Raw records
•••

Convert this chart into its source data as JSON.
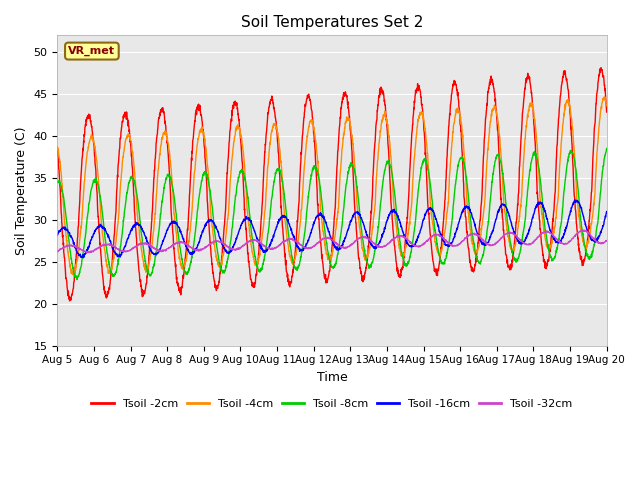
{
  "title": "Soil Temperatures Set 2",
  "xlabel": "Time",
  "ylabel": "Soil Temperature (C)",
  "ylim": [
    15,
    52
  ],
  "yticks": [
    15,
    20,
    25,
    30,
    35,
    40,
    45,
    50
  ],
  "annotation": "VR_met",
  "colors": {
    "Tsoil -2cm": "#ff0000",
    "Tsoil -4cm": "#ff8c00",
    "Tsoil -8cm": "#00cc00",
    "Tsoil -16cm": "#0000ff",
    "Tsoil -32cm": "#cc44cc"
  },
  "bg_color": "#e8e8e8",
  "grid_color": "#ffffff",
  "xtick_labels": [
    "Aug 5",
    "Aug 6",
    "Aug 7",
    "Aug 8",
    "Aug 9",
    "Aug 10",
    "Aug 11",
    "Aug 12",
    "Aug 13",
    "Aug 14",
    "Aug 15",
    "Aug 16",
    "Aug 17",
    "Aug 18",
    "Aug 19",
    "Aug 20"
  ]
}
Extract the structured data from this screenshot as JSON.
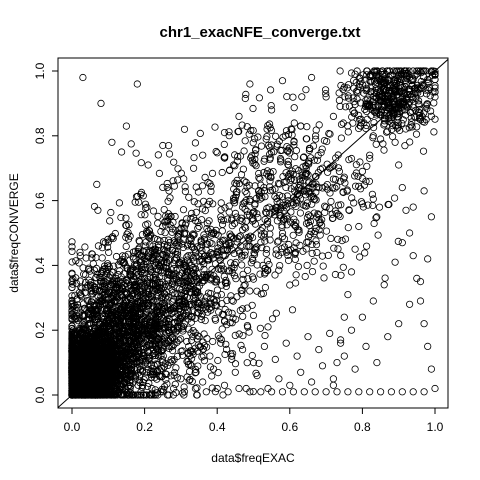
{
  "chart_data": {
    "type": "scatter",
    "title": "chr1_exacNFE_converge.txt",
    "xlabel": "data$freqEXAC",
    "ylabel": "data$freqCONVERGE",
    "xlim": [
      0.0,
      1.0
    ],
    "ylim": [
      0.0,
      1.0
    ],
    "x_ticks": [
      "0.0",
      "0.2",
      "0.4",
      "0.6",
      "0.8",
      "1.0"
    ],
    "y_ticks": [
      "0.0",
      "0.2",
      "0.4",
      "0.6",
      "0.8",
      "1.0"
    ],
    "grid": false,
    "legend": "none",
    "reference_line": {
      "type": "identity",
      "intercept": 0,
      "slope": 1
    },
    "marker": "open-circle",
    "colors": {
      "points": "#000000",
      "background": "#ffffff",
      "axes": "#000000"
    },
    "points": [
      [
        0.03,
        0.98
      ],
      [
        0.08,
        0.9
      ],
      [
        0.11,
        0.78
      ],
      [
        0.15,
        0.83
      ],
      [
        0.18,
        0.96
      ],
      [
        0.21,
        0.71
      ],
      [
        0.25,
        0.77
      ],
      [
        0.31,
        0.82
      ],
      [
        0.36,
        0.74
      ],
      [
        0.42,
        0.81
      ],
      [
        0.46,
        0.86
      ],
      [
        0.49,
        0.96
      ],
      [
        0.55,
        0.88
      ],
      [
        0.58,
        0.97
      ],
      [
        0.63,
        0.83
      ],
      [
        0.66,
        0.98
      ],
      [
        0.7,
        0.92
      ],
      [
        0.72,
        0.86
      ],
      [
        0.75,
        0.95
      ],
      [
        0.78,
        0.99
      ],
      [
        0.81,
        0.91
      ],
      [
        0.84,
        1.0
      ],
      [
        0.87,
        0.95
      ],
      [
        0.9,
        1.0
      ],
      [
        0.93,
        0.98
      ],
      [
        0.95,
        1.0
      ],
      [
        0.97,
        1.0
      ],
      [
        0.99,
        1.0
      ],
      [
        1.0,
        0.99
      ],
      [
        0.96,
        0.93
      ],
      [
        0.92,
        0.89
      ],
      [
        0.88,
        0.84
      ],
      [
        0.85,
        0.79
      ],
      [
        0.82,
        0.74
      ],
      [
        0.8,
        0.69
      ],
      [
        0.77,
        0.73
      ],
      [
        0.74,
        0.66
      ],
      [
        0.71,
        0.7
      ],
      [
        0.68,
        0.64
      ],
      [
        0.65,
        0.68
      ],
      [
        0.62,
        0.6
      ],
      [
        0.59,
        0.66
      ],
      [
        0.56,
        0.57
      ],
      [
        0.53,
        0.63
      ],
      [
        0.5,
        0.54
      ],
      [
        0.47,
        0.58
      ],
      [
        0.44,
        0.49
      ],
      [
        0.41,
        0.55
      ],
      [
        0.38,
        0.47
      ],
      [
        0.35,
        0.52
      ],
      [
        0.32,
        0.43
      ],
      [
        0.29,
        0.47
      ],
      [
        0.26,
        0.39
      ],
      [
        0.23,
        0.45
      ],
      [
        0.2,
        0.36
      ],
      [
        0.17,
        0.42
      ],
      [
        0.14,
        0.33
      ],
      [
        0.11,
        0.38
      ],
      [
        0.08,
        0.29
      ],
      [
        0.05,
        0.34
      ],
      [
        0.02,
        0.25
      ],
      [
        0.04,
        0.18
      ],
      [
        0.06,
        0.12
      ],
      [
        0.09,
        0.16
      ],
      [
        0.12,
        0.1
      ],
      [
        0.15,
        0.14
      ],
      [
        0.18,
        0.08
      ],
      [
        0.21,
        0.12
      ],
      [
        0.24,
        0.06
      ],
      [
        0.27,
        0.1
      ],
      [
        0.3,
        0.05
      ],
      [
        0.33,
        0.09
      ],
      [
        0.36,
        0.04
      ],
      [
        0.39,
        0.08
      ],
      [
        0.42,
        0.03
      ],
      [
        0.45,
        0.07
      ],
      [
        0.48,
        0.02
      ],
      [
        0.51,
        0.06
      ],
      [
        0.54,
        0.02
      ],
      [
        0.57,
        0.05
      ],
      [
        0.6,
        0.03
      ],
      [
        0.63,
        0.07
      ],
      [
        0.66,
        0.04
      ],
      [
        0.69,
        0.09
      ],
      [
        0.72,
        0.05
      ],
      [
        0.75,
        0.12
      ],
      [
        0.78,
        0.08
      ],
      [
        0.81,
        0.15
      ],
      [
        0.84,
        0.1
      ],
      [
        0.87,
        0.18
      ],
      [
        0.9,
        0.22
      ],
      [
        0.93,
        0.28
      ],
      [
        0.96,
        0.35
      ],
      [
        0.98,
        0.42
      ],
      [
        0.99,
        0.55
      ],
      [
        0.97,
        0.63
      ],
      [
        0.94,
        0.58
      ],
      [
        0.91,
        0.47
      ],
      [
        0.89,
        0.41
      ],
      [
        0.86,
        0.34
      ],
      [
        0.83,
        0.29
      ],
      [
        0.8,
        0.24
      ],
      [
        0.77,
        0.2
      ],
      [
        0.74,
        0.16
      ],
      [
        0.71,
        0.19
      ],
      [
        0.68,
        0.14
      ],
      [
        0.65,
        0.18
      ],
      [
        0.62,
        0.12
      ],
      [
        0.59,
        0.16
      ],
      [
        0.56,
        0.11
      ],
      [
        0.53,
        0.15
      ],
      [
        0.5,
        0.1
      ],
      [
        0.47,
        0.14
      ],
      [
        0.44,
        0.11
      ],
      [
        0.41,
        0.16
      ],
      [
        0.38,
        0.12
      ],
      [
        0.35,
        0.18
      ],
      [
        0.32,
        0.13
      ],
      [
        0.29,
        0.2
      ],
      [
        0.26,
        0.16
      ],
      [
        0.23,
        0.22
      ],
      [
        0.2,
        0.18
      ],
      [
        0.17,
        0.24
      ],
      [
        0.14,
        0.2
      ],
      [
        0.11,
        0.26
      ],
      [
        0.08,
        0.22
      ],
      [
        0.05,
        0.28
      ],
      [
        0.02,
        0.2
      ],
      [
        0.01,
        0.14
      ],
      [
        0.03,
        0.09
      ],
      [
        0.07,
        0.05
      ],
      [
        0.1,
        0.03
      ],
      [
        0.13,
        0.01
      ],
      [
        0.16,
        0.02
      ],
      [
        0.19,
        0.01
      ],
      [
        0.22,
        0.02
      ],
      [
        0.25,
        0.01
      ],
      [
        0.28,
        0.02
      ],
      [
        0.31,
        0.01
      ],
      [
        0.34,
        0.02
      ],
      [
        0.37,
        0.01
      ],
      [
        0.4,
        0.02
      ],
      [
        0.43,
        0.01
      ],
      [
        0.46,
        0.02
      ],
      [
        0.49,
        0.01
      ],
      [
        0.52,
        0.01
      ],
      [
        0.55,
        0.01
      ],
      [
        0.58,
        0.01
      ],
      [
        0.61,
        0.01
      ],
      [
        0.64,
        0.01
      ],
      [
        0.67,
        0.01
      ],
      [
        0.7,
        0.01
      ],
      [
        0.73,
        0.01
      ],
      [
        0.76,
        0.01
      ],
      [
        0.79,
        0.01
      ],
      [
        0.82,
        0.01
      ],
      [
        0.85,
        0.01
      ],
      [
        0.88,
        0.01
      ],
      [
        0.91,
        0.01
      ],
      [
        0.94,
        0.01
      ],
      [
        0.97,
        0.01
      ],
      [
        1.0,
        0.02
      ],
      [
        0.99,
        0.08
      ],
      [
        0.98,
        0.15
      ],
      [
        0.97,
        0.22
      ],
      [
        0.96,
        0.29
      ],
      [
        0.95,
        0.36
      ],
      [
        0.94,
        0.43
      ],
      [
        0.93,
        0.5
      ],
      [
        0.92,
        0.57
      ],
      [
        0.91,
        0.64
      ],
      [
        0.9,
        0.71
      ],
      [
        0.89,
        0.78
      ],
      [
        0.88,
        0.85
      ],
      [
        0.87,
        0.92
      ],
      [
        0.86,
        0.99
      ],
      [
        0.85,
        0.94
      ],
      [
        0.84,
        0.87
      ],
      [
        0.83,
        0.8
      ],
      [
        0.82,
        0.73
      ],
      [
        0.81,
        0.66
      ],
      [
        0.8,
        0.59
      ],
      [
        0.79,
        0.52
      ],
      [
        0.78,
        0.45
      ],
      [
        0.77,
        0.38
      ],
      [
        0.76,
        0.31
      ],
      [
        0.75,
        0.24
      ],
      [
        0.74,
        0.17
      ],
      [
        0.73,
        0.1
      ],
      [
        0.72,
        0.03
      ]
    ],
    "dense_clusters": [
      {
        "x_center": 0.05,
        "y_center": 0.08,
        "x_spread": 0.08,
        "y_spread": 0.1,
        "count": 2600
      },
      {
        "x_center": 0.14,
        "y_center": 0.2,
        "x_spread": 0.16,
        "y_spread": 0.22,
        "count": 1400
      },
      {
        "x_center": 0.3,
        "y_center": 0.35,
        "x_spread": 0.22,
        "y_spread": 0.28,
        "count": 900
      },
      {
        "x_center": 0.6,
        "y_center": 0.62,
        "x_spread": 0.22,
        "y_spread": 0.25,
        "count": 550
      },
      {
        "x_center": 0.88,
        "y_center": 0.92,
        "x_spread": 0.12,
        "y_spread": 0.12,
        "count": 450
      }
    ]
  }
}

•••

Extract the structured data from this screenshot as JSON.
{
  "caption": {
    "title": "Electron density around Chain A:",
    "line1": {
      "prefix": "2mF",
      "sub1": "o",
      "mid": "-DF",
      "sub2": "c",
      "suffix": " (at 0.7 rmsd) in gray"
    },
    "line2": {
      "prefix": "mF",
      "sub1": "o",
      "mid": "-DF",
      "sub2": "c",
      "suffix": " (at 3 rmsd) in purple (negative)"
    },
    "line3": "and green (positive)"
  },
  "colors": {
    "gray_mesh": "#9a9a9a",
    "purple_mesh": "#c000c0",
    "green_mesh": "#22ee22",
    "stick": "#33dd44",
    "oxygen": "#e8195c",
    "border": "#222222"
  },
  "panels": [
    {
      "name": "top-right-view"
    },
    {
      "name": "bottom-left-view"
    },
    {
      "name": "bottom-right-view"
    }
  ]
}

•••

**What is required:** Show every line where the string "rmsd" appears.

**The result:**
      "suffix": " (at 0.7 rmsd) in gray"
      "suffix": " (at 3 rmsd) in purple (negative)"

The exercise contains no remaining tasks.